(Rows contained in a dataset)
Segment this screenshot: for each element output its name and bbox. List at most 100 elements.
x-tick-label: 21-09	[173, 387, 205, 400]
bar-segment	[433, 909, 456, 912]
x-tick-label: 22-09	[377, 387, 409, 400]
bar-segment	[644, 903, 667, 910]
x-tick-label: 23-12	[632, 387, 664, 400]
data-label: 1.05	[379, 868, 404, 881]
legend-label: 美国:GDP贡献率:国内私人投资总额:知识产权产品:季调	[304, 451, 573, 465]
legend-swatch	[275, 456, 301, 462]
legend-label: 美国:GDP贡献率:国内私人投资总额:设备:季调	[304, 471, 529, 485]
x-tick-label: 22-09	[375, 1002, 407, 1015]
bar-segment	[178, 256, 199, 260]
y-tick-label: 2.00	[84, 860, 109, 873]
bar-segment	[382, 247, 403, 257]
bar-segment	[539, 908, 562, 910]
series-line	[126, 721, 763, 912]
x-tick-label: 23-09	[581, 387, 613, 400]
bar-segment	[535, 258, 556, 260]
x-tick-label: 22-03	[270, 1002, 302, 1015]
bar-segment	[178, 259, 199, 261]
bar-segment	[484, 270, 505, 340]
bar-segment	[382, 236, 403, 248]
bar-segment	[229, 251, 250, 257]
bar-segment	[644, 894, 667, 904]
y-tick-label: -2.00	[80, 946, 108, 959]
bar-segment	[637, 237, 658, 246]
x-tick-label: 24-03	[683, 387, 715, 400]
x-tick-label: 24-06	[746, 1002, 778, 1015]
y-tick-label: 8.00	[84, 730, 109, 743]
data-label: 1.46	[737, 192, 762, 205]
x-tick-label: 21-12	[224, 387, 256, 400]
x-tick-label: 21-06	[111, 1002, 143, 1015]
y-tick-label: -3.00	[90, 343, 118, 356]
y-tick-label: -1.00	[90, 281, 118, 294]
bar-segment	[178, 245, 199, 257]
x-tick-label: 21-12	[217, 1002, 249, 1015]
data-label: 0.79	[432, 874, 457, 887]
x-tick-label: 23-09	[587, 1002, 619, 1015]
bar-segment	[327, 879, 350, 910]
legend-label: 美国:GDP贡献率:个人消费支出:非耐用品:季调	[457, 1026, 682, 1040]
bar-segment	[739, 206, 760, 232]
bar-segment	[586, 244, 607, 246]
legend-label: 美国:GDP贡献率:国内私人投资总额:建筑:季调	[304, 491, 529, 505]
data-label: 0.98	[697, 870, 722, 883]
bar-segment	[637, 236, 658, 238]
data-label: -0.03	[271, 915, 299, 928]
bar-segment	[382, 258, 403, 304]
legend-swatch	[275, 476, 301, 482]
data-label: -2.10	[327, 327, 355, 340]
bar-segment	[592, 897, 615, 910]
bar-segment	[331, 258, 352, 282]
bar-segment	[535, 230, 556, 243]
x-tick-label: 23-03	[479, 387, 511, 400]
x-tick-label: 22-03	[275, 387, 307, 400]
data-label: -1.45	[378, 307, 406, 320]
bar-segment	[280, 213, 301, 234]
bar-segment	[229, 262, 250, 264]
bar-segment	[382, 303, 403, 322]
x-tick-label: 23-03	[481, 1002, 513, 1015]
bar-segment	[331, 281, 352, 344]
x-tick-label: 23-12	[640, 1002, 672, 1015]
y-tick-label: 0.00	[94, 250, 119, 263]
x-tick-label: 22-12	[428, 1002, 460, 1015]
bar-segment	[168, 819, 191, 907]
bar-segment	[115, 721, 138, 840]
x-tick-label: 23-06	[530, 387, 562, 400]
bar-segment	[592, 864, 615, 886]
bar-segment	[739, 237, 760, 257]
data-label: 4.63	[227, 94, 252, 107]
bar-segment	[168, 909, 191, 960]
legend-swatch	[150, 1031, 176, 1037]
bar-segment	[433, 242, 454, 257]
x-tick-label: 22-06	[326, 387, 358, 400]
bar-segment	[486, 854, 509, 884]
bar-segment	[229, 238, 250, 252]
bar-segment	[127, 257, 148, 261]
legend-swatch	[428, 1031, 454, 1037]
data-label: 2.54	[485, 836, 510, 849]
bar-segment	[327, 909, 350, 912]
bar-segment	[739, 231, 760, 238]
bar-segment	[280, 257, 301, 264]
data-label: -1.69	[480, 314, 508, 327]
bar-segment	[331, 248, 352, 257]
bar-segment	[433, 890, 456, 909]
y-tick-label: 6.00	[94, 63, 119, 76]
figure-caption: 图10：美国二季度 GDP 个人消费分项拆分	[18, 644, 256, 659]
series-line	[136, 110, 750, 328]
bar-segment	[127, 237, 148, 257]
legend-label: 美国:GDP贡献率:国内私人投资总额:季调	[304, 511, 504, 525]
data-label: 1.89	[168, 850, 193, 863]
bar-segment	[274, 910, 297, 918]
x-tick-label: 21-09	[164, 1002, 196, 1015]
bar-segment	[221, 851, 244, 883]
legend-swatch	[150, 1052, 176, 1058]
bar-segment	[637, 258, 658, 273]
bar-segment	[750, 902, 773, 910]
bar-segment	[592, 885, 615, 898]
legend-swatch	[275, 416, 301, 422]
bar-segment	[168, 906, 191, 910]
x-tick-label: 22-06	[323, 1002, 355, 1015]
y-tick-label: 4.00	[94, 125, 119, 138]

- _Work to be completed_
Print everything from the first of the rows above down to the line containing "387, 715, 400]", including both, reproducing each line character for character.

- _Output of the task_
Segment this screenshot: for each element output its name and bbox. List at most 100 elements.
x-tick-label: 21-09	[173, 387, 205, 400]
bar-segment	[433, 909, 456, 912]
x-tick-label: 22-09	[377, 387, 409, 400]
bar-segment	[644, 903, 667, 910]
x-tick-label: 23-12	[632, 387, 664, 400]
data-label: 1.05	[379, 868, 404, 881]
legend-label: 美国:GDP贡献率:国内私人投资总额:知识产权产品:季调	[304, 451, 573, 465]
legend-swatch	[275, 456, 301, 462]
legend-label: 美国:GDP贡献率:国内私人投资总额:设备:季调	[304, 471, 529, 485]
x-tick-label: 22-09	[375, 1002, 407, 1015]
bar-segment	[178, 256, 199, 260]
y-tick-label: 2.00	[84, 860, 109, 873]
bar-segment	[382, 247, 403, 257]
bar-segment	[539, 908, 562, 910]
series-line	[126, 721, 763, 912]
x-tick-label: 23-09	[581, 387, 613, 400]
bar-segment	[535, 258, 556, 260]
x-tick-label: 22-03	[270, 1002, 302, 1015]
bar-segment	[178, 259, 199, 261]
bar-segment	[484, 270, 505, 340]
bar-segment	[382, 236, 403, 248]
bar-segment	[229, 251, 250, 257]
bar-segment	[644, 894, 667, 904]
y-tick-label: -2.00	[80, 946, 108, 959]
bar-segment	[637, 237, 658, 246]
x-tick-label: 24-03	[683, 387, 715, 400]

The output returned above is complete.